TASK LIST:
(a) In the passage, what share of Christie's bids were placed online?
(b) Count the lines of the listing that contain the word "reference". Give only the number.

>> Start PASSAGE

In today’s issue, my candid chat with Paramount’s long-suffering Class A shareholder Mario Gabelli, who says he doesn’t want to get all litigious over David Ellison and the RedBird guys’ deal for Paramount… as long as he’s receiving a similar price for his shares as Shari Redstone is getting for hers. In our chat, Gabelli outlines his thesis and intimates his tactics. One thing is certain: He is not going quietly into that good night.
But first…
- Some fascinating art market news from my partner Marion Maneker: Christie’s announced Tuesday during their regular semi-annual press call that the auction house had sold $2.1 billion in art in the first half of the year, down from $2.7 billion last year. But the sell-through rate remained very strong, with 87 percent of lots finding buyers, the same as last year. The overall hammer ratio, which measures the aggregate presale estimate of all lots against the total hammer price of those lots, rose from 1.07 last year to 1.11 this year. And 82 percent of the bids were placed online.
C.E.O. Guillaume Cerutti, who characterized those numbers as “resilient,” predicted that the art market will soon see a rebound to higher volume, either later this year or in 2025. Some important collections currently making the rounds—Mica Ertegun and Lily Safra are recently deceased collectors that come to mind—will need to be sold soon, depending on the guarantee and the seller’s market confidence.

>> End PASSAGE
>> Start STORED DATA

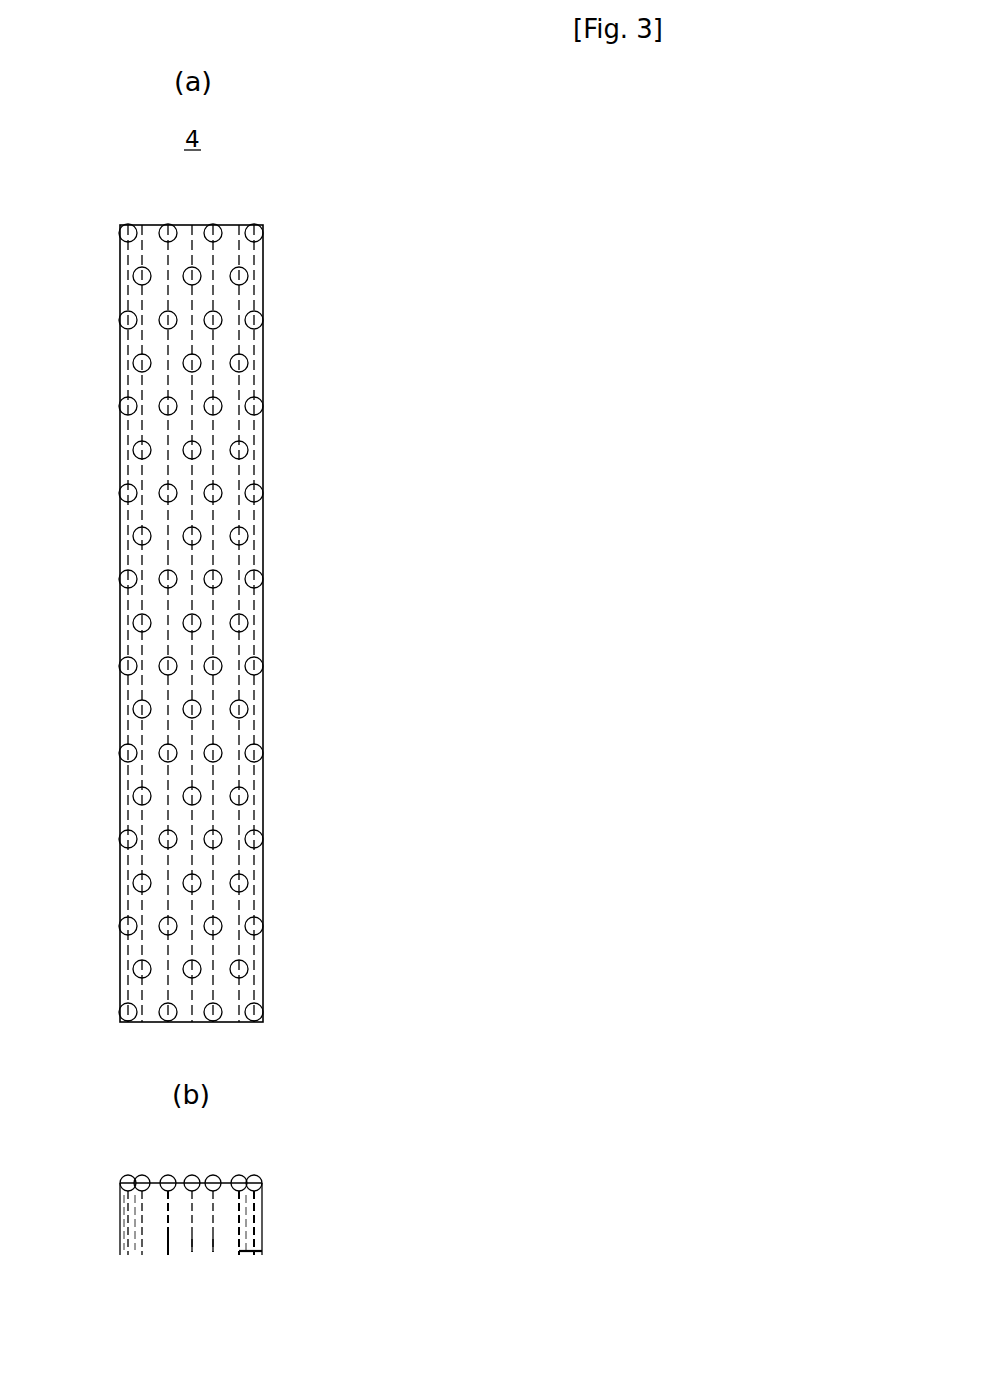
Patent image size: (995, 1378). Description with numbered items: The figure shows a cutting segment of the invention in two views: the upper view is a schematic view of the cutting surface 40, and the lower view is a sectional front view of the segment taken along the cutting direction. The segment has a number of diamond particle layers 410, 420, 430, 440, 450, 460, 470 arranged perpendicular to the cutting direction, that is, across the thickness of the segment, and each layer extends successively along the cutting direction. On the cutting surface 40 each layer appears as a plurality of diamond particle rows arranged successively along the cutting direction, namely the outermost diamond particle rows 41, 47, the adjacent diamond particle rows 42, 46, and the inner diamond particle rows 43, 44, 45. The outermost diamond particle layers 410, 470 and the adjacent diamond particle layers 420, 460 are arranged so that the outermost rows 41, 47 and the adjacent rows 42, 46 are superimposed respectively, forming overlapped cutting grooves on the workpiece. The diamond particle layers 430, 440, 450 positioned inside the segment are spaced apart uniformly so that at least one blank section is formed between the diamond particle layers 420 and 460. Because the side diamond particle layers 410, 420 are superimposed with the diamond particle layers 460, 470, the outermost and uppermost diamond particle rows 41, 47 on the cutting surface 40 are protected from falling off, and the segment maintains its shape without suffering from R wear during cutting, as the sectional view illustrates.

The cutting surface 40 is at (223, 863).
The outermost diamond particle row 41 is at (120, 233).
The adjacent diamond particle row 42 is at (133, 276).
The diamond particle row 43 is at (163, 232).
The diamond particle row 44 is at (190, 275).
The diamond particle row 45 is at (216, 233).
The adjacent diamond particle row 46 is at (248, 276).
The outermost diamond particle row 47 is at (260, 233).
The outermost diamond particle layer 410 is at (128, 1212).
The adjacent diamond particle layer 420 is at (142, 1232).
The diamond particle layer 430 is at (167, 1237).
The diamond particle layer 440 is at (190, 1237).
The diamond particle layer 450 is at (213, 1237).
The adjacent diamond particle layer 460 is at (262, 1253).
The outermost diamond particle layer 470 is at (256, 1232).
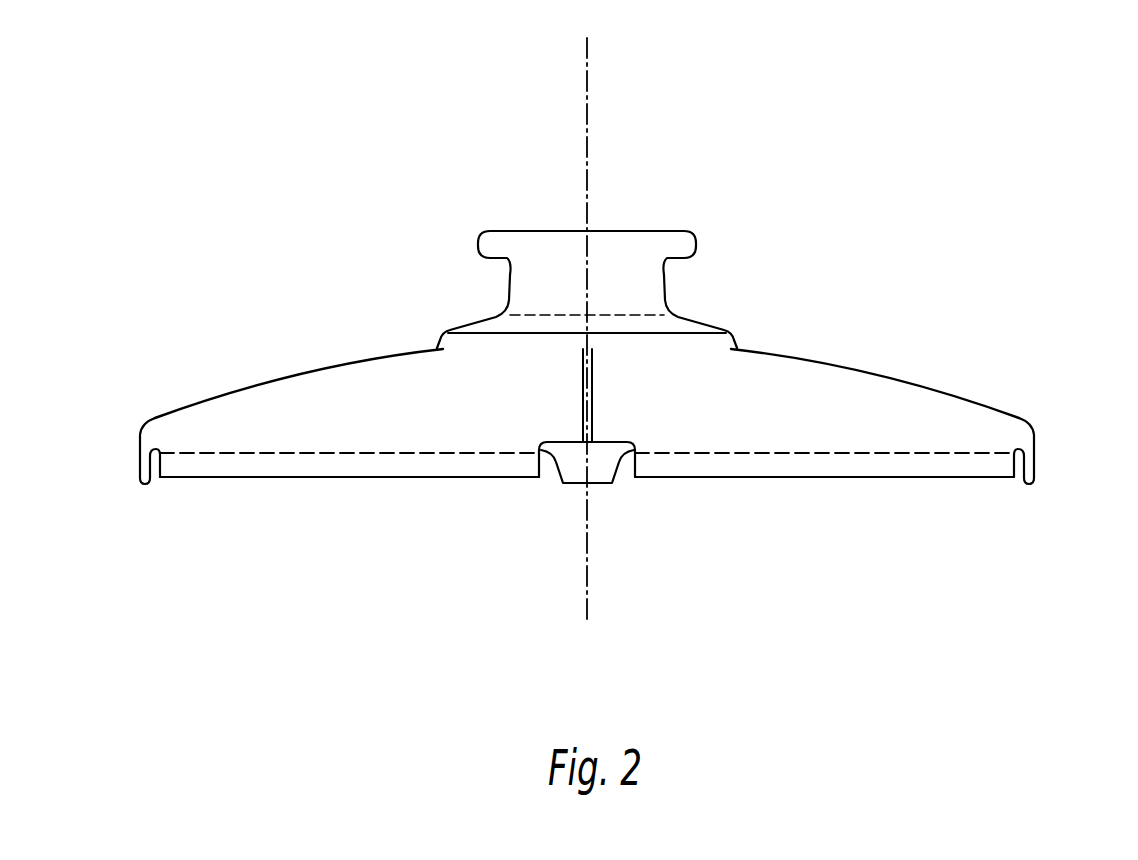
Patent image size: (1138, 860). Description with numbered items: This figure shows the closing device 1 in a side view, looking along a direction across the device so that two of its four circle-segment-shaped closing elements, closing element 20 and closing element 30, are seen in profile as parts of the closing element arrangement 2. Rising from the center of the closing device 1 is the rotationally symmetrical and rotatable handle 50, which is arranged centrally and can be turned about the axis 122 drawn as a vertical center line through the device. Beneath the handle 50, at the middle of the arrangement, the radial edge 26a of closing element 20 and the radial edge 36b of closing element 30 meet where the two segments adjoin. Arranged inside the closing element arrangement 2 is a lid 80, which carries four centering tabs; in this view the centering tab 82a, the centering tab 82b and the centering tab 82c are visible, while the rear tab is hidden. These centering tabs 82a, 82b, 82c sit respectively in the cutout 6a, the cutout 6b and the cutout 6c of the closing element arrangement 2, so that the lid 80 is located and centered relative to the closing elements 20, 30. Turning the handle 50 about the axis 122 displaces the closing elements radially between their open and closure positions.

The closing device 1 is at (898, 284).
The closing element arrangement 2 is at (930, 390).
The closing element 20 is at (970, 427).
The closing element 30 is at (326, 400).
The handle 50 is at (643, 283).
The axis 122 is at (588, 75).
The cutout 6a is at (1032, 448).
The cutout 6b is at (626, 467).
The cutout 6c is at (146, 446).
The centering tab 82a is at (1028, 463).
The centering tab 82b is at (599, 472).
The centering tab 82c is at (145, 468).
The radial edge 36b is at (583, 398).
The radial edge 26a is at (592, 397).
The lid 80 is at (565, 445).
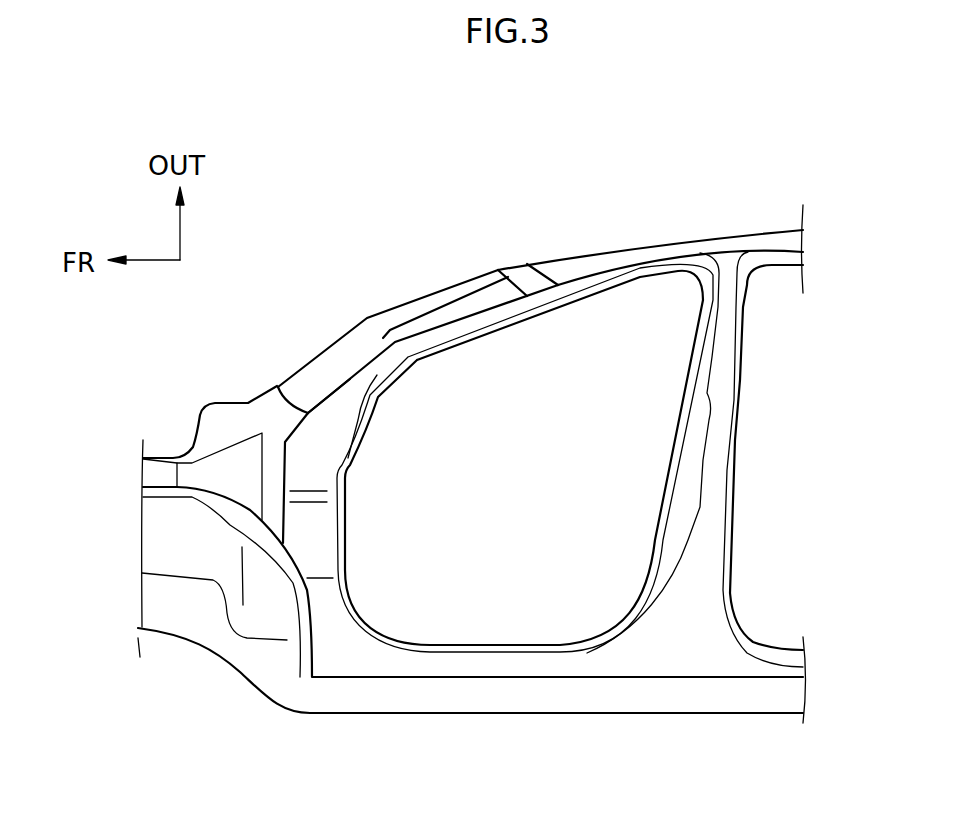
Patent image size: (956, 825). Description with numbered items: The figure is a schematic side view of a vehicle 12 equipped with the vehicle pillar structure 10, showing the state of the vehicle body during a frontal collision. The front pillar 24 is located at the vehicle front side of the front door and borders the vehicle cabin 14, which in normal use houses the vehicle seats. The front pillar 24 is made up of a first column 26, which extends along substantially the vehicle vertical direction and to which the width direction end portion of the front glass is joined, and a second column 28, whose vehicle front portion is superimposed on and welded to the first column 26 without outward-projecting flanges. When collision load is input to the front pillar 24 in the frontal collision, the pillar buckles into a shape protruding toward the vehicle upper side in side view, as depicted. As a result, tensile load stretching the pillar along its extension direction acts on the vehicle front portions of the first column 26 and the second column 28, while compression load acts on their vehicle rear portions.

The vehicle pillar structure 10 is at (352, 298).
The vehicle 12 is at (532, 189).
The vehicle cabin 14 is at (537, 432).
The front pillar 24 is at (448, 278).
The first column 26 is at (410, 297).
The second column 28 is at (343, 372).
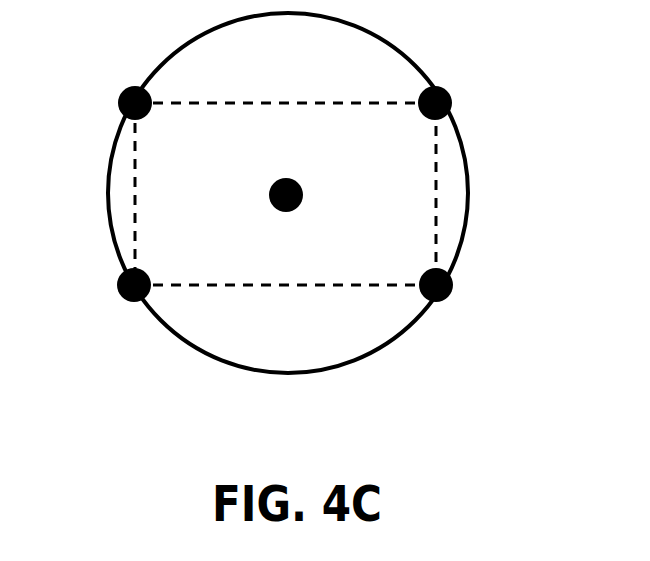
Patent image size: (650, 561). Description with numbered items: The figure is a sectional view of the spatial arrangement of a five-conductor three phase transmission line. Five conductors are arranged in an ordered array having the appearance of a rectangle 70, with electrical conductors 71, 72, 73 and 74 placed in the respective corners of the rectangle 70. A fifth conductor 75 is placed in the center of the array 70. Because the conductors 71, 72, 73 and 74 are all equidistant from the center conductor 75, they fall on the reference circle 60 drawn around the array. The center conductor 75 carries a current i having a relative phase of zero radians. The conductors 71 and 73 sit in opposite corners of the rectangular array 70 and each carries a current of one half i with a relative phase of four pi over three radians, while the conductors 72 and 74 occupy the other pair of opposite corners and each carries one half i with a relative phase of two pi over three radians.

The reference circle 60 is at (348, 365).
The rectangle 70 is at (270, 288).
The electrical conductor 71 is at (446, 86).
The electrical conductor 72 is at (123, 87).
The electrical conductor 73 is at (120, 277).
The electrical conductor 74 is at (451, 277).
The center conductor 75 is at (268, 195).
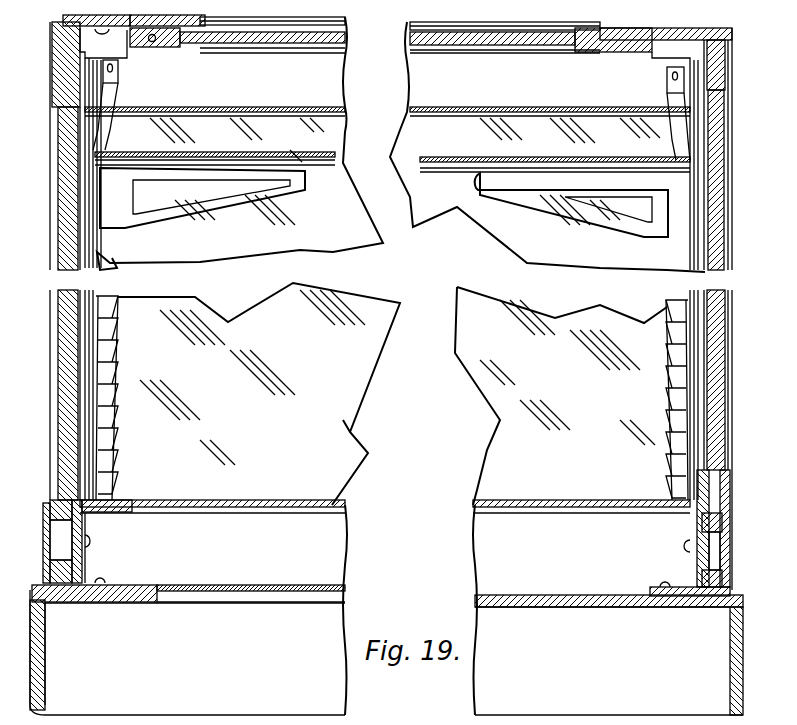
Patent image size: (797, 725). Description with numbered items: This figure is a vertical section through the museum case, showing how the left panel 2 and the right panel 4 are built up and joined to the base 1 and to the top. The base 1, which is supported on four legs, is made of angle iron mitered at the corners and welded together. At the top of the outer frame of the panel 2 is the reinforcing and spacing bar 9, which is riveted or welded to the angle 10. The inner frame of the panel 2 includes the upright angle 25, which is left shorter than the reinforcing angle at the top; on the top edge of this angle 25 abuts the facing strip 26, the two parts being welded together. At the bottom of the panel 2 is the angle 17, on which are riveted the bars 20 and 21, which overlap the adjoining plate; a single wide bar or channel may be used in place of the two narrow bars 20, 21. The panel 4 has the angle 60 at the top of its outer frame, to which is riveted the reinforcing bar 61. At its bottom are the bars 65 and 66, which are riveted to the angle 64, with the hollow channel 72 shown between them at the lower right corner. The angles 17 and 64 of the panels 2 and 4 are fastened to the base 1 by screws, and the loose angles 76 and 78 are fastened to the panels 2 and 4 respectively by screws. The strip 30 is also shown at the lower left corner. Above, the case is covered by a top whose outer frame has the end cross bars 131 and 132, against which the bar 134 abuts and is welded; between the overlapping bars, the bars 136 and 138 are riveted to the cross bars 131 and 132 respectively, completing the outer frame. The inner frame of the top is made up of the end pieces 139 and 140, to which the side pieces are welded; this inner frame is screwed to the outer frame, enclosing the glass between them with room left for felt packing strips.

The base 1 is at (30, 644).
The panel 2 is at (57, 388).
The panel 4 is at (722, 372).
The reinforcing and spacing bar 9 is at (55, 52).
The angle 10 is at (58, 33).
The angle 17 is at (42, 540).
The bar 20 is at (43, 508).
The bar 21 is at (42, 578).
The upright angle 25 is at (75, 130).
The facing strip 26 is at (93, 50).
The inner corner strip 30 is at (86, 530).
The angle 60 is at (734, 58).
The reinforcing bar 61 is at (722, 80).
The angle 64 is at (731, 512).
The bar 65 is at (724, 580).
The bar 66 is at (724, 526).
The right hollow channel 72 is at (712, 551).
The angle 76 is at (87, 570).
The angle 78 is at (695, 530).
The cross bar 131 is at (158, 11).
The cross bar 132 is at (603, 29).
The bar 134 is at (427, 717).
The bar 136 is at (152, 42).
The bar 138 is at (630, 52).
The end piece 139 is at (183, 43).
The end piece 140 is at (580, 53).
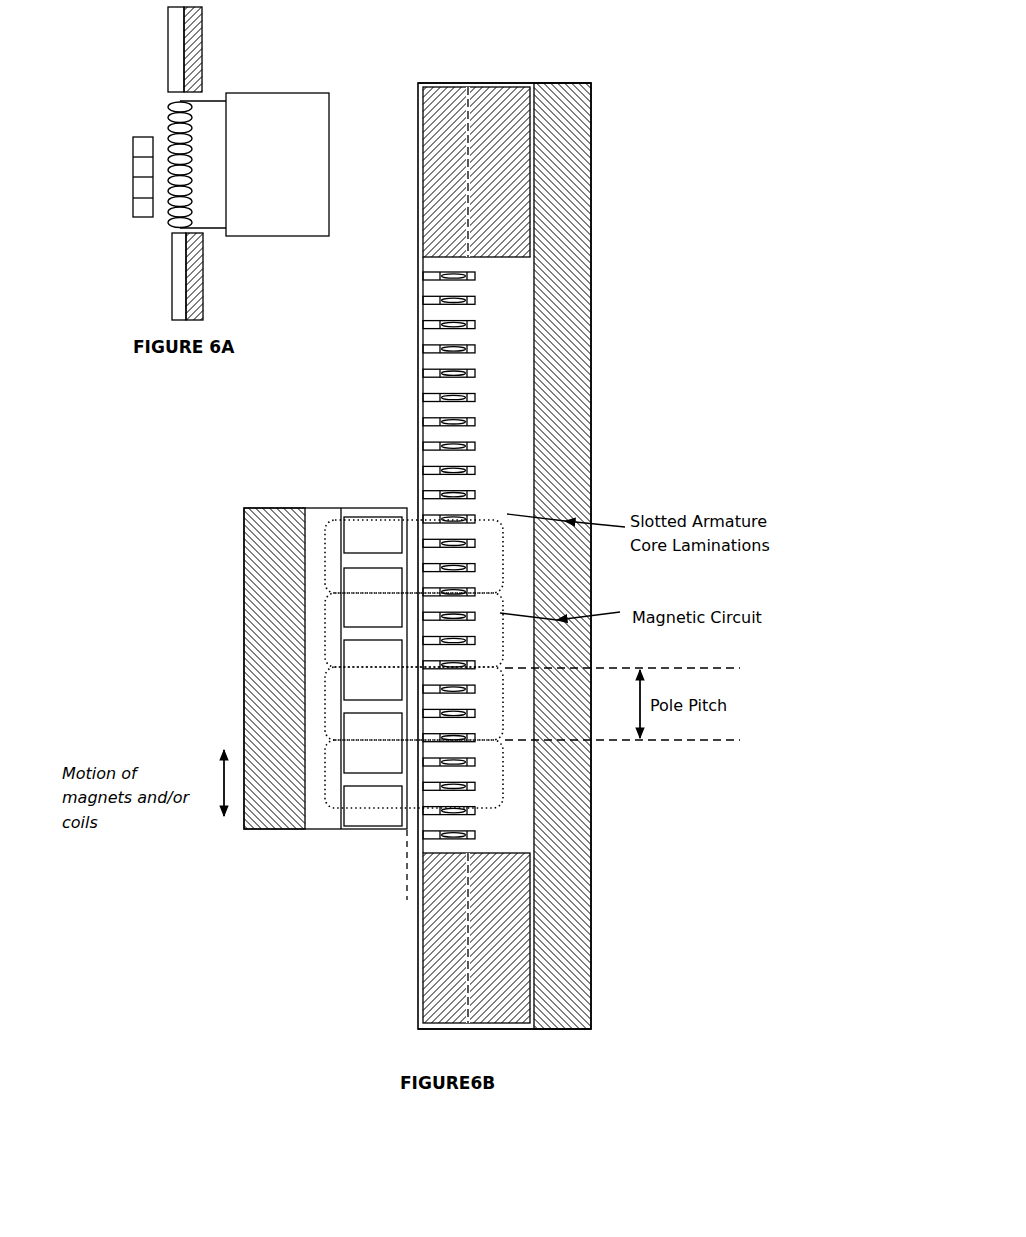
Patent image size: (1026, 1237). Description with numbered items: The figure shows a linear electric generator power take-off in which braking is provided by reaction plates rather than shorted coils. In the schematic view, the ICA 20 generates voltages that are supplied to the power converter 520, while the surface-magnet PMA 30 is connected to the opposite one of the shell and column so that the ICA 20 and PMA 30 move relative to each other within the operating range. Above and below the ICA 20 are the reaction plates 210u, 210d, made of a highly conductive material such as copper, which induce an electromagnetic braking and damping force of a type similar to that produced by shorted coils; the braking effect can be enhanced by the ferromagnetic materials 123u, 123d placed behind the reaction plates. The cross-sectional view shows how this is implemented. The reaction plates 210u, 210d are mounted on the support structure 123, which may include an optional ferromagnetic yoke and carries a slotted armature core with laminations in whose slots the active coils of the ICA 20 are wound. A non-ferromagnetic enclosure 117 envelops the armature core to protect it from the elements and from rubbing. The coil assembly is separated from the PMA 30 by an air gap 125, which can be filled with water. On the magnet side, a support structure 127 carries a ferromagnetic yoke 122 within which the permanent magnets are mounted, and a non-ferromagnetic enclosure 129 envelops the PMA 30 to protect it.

>> End STORED DATA

THE SOLUTIONS:
(a) 82 percent

(b) 2